PAGE TEXT:
So, the line y=2x+3 crosses the x-axis at (-3/2, 0)
Likewise, to determine the point where y = (x + a)(x + b) crosses the x axis, let y=0 and solve for x.
We get: 0 = (x + a)(x + b), which means x=-a or x=-b
This means that y = (x + a)(x + b) crosses the x axis at (-a, 0) and (-b, 0)
So, to solve this question, we need the values of a and b
Aside: y = (x + a)(x + b) is actually a parabola. This explains why it crosses the x axis at two points.
Now let's rephrase the target question...
REPHRASED target question: What are the values of a and b?
Statement 1: a + b = -1
There's no way we can use this to determine the values of a and b.
Since we can answer the target question with certainty, statement 1 is NOT SUFFICIENT
Statement 2: The line intercepts the y axis at (0,-6)

CHALLENGE 1: According to the page text, at what point does the line y=2x+3 cross the x-axis?

MATERIAL FOR THE TASK:
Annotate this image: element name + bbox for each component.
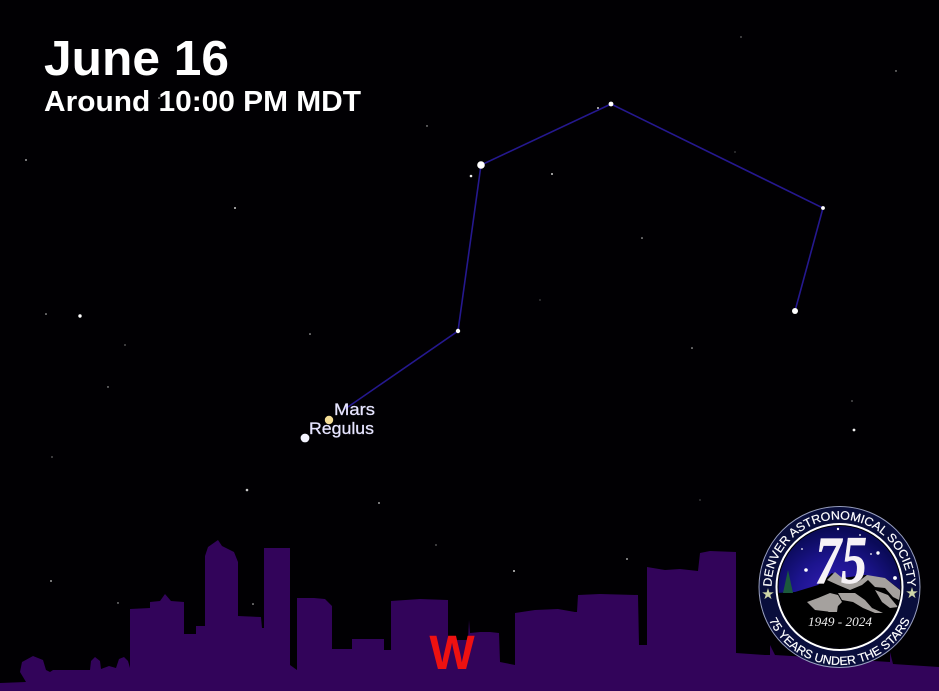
logo dates: 1949 - 2024 [808, 614, 872, 629]
star: Regulus: Regulus [309, 419, 374, 438]
logo number 75: 75 [815, 522, 867, 598]
compass direction W: W [429, 627, 475, 680]
logo: Denver Astronomical Society badge [758, 506, 920, 668]
logo ring stars [761, 584, 919, 603]
logo ring text top: DENVER ASTRONOMICAL SOCIETY [763, 511, 916, 586]
logo inner scene [778, 526, 900, 648]
logo ring stars: ★ [905, 584, 919, 602]
star: Regulus [301, 419, 374, 442]
title: June 16 [44, 32, 229, 86]
constellation lines: Leo [345, 104, 823, 409]
logo ring text bottom: 75 YEARS UNDER THE STARS [770, 616, 910, 666]
background stars [25, 36, 897, 605]
constellation stars [456, 102, 825, 333]
city skyline [0, 540, 939, 691]
logo ring stars: ★ [761, 585, 775, 603]
subtitle: Around 10:00 PM MDT [44, 86, 362, 118]
planet: Mars [325, 400, 375, 424]
planet: Mars: Mars [334, 400, 375, 419]
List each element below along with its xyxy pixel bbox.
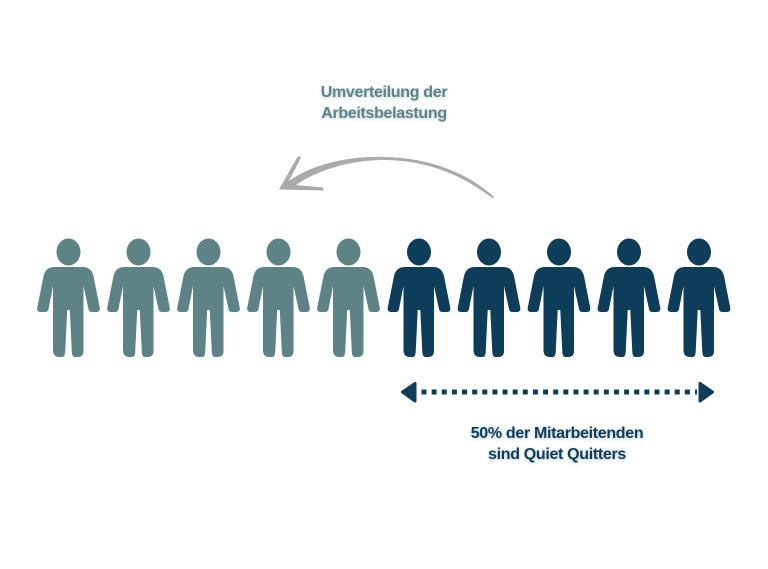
label: 50% der Mitarbeitenden sind Quiet Quitters: sind Quiet Quitters [488, 446, 626, 463]
heading: Umverteilung der Arbeitsbelastung [320, 84, 448, 124]
people: redistributed workload group [37, 238, 380, 357]
heading: Umverteilung der Arbeitsbelastung: Umverteilung der [321, 84, 447, 101]
arrow: dotted double-headed span [402, 384, 712, 401]
people: quiet quitters group [388, 238, 730, 357]
icon: curved redistribution arrow [279, 156, 494, 198]
label: 50% der Mitarbeitenden sind Quiet Quitters: 50% der Mitarbeitenden [471, 425, 643, 442]
label: 50% der Mitarbeitenden sind Quiet Quitters [470, 425, 644, 465]
heading: Umverteilung der Arbeitsbelastung: Arbeitsbelastung [321, 105, 447, 122]
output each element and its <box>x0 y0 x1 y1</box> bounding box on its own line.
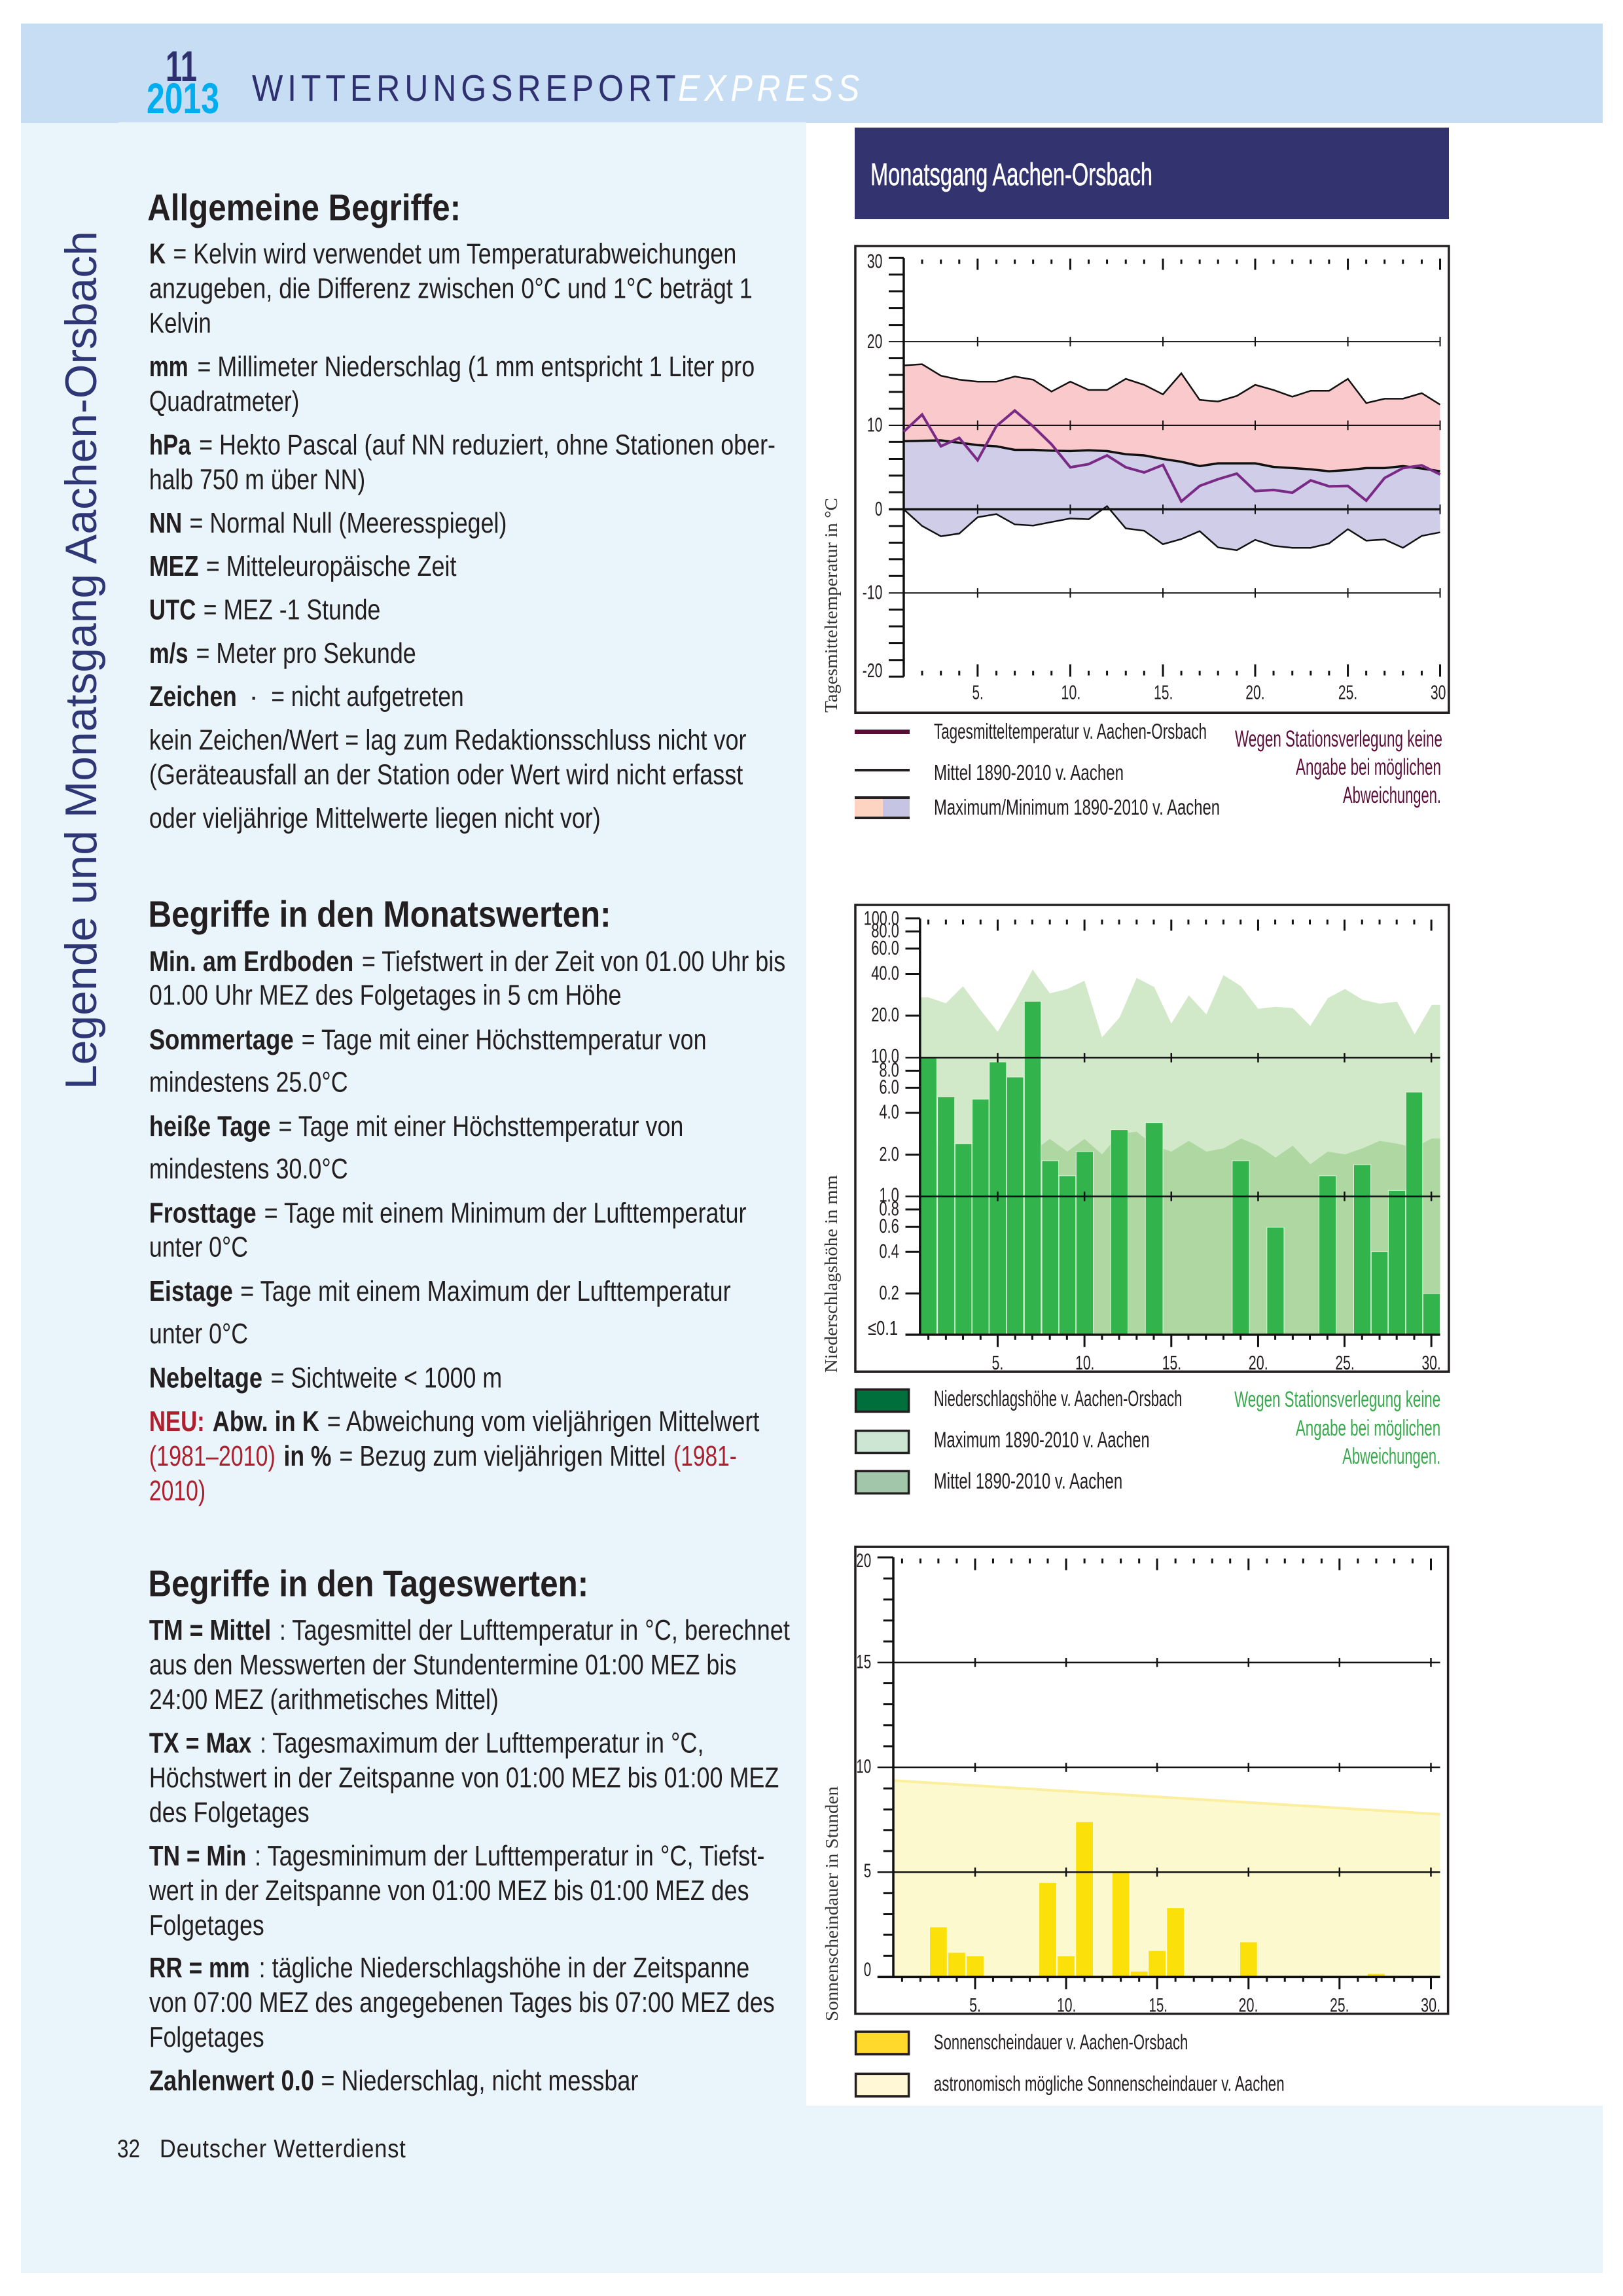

CHALLENGE 2: Please copy out the lines in the records between the line holding "logo dates: 1949 - 2024 [808, 614, 872, 629]" and the line holding "constellation lines: Leo [345, 104, 823, 409]", inclusive.

WORKED SOLUTION 1: (-3/2, 0)

WORKED SOLUTION 2:
logo dates: 1949 - 2024 [808, 614, 872, 629]
star: Regulus: Regulus [309, 419, 374, 438]
logo number 75: 75 [815, 522, 867, 598]
compass direction W: W [429, 627, 475, 680]
logo: Denver Astronomical Society badge [758, 506, 920, 668]
logo ring stars [761, 584, 919, 603]
logo ring text top: DENVER ASTRONOMICAL SOCIETY [763, 511, 916, 586]
logo inner scene [778, 526, 900, 648]
logo ring stars: ★ [905, 584, 919, 602]
star: Regulus [301, 419, 374, 442]
title: June 16 [44, 32, 229, 86]
constellation lines: Leo [345, 104, 823, 409]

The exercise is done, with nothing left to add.